Search the data below for the string "صاحب". Extract every line that contains it.

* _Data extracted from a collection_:
--- start ---

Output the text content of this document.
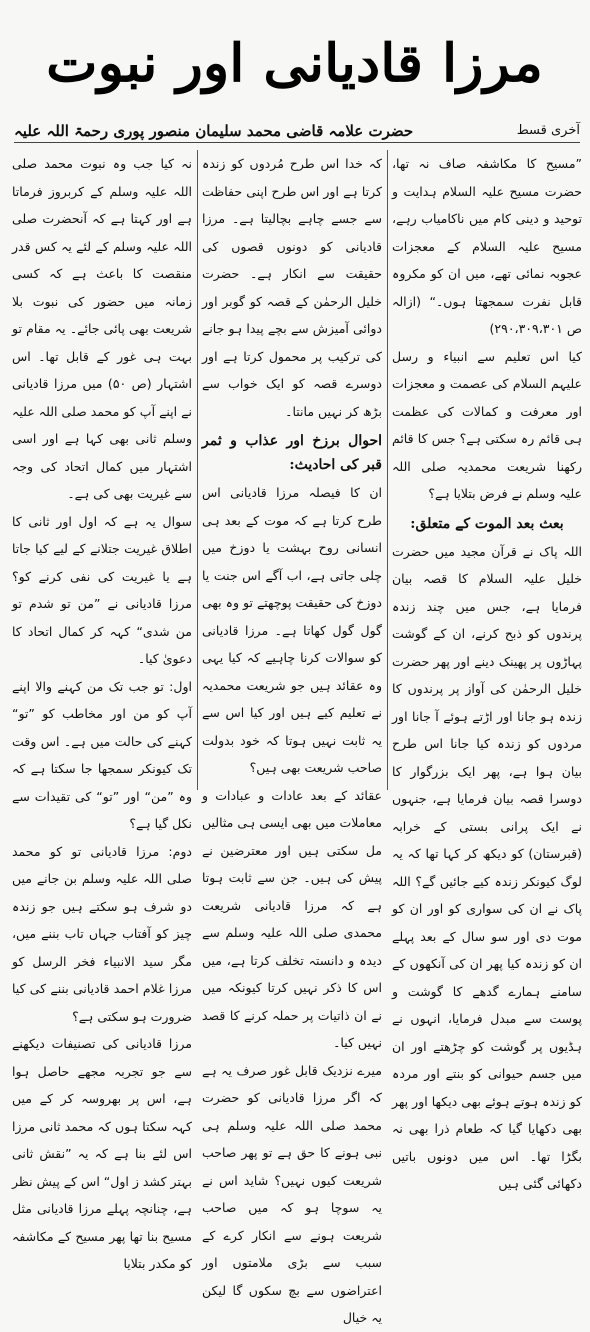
مرزا قادیانی اور نبوت
حضرت علامہ قاضی محمد سلیمان منصور پوری رحمۃ اللہ علیہ	آخری قسط

”مسیح کا مکاشفہ صاف نہ تھا، حضرت مسیح علیہ السلام ہدایت و توحید و دینی کام میں ناکامیاب رہے، مسیح علیہ السلام کے معجزات عجوبہ نمائی تھے، میں ان کو مکروہ قابل نفرت سمجھتا ہوں۔“ (ازالہ ص ۲۹۰،۳۰۹،۳۰۱)

کیا اس تعلیم سے انبیاء و رسل علیہم السلام کی عصمت و معجزات اور معرفت و کمالات کی عظمت ہی قائم رہ سکتی ہے؟ جس کا قائم رکھنا شریعت محمدیہ صلی اللہ علیہ وسلم نے فرض بتلایا ہے؟

بعث بعد الموت کے متعلق:

اللہ پاک نے قرآن مجید میں حضرت خلیل علیہ السلام کا قصہ بیان فرمایا ہے، جس میں چند زندہ پرندوں کو ذبح کرنے، ان کے گوشت پہاڑوں پر پھینک دینے اور پھر حضرت خلیل الرحمٰن کی آواز پر پرندوں کا زندہ ہو جانا اور اڑتے ہوئے آ جانا اور مردوں کو زندہ کیا جانا اس طرح بیان ہوا ہے، پھر ایک بزرگوار کا دوسرا قصہ بیان فرمایا ہے، جنہوں نے ایک پرانی بستی کے خرابہ (قبرستان) کو دیکھ کر کہا تھا کہ یہ لوگ کیونکر زندہ کیے جائیں گے؟ اللہ پاک نے ان کی سواری کو اور ان کو موت دی اور سو سال کے بعد پہلے ان کو زندہ کیا پھر ان کی آنکھوں کے سامنے ہمارے گدھے کا گوشت و پوست سے مبدل فرمایا، انہوں نے ہڈیوں پر گوشت کو چڑھتے اور ان میں جسم حیوانی کو بنتے اور مردہ کو زندہ ہوتے ہوئے بھی دیکھا اور پھر بھی دکھایا گیا کہ طعام ذرا بھی نہ بگڑا تھا۔ اس میں دونوں باتیں دکھائی گئی ہیں

کہ خدا اس طرح مُردوں کو زندہ کرتا ہے اور اس طرح اپنی حفاظت سے جسے چاہے بچالیتا ہے۔ مرزا قادیانی کو دونوں قصوں کی حقیقت سے انکار ہے۔ حضرت خلیل الرحمٰن کے قصہ کو گوبر اور دوائی آمیزش سے بچے پیدا ہو جانے کی ترکیب پر محمول کرتا ہے اور دوسرے قصہ کو ایک خواب سے بڑھ کر نہیں مانتا۔

احوال برزخ اور عذاب و ثمر قبر کی احادیث:

ان کا فیصلہ مرزا قادیانی اس طرح کرتا ہے کہ موت کے بعد ہی انسانی روح بہشت یا دوزخ میں چلی جاتی ہے، اب آگے اس جنت یا دوزخ کی حقیقت پوچھتے تو وہ بھی گول گول کھاتا ہے۔ مرزا قادیانی کو سوالات کرنا چاہیے کہ کیا یہی وہ عقائد ہیں جو شریعت محمدیہ نے تعلیم کیے ہیں اور کیا اس سے یہ ثابت نہیں ہوتا کہ خود بدولت صاحب شریعت بھی ہیں؟

عقائد کے بعد عادات و عبادات و معاملات میں بھی ایسی ہی مثالیں مل سکتی ہیں اور معترضین نے پیش کی ہیں۔ جن سے ثابت ہوتا ہے کہ مرزا قادیانی شریعت محمدی صلی اللہ علیہ وسلم سے دیدہ و دانستہ تخلف کرتا ہے، میں اس کا ذکر نہیں کرتا کیونکہ میں نے ان ذاتیات پر حملہ کرنے کا قصد نہیں کیا۔

میرے نزدیک قابل غور صرف یہ ہے کہ اگر مرزا قادیانی کو حضرت محمد صلی اللہ علیہ وسلم ہی نبی ہونے کا حق ہے تو پھر صاحب شریعت کیوں نہیں؟ شاید اس نے یہ سوچا ہو کہ میں صاحب شریعت ہونے سے انکار کرے کے سبب سے بڑی ملامتوں اور اعتراضوں سے بچ سکوں گا لیکن یہ خیال

نہ کیا جب وہ نبوت محمد صلی اللہ علیہ وسلم کے کربروز فرماتا ہے اور کہتا ہے کہ آنحضرت صلی اللہ علیہ وسلم کے لئے یہ کس قدر منقصت کا باعث ہے کہ کسی زمانہ میں حضور کی نبوت بلا شریعت بھی پائی جائے۔ یہ مقام تو بہت ہی غور کے قابل تھا۔ اس اشتہار (ص ۵۰) میں مرزا قادیانی نے اپنے آپ کو محمد صلی اللہ علیہ وسلم ثانی بھی کہا ہے اور اسی اشتہار میں کمال اتحاد کی وجہ سے غیریت بھی کی ہے۔

سوال یہ ہے کہ اول اور ثانی کا اطلاق غیریت جتلانے کے لیے کیا جاتا ہے یا غیریت کی نفی کرنے کو؟ مرزا قادیانی نے ”من تو شدم تو من شدی“ کہہ کر کمال اتحاد کا دعویٰ کیا۔

اول: تو جب تک من کہنے والا اپنے آپ کو من اور مخاطب کو ”تو“ کہنے کی حالت میں ہے۔ اس وقت تک کیونکر سمجھا جا سکتا ہے کہ وہ ”من“ اور ”تو“ کی تقیدات سے نکل گیا ہے؟

دوم: مرزا قادیانی تو کو محمد صلی اللہ علیہ وسلم بن جانے میں دو شرف ہو سکتے ہیں جو زندہ چیز کو آفتاب جہاں تاب بننے میں، مگر سید الانبیاء فخر الرسل کو مرزا غلام احمد قادیانی بننے کی کیا ضرورت ہو سکتی ہے؟

مرزا قادیانی کی تصنیفات دیکھنے سے جو تجربہ مجھے حاصل ہوا ہے، اس پر بھروسہ کر کے میں کہہ سکتا ہوں کہ محمد ثانی مرزا اس لئے بنا ہے کہ یہ ”نقش ثانی بہتر کشد ز اول“ اس کے پیش نظر ہے، چنانچہ پہلے مرزا قادیانی مثل مسیح بنا تھا پھر مسیح کے مکاشفہ کو مکدر بتلایا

--- end ---

* _Reply to the exercise_:
ان کا فیصلہ مرزا قادیانی اس طرح کرتا ہے کہ موت کے بعد ہی انسانی روح بہشت یا دوزخ میں چلی جاتی ہے، اب آگے اس جنت یا دوزخ کی حقیقت پوچھتے تو وہ بھی گول گول کھاتا ہے۔ مرزا قادیانی کو سوالات کرنا چاہیے کہ کیا یہی وہ عقائد ہیں جو شریعت محمدیہ نے تعلیم کیے ہیں اور کیا اس سے یہ ثابت نہیں ہوتا کہ خود بدولت صاحب شریعت بھی ہیں؟
میرے نزدیک قابل غور صرف یہ ہے کہ اگر مرزا قادیانی کو حضرت محمد صلی اللہ علیہ وسلم ہی نبی ہونے کا حق ہے تو پھر صاحب شریعت کیوں نہیں؟ شاید اس نے یہ سوچا ہو کہ میں صاحب شریعت ہونے سے انکار کرے کے سبب سے بڑی ملامتوں اور اعتراضوں سے بچ سکوں گا لیکن یہ خیال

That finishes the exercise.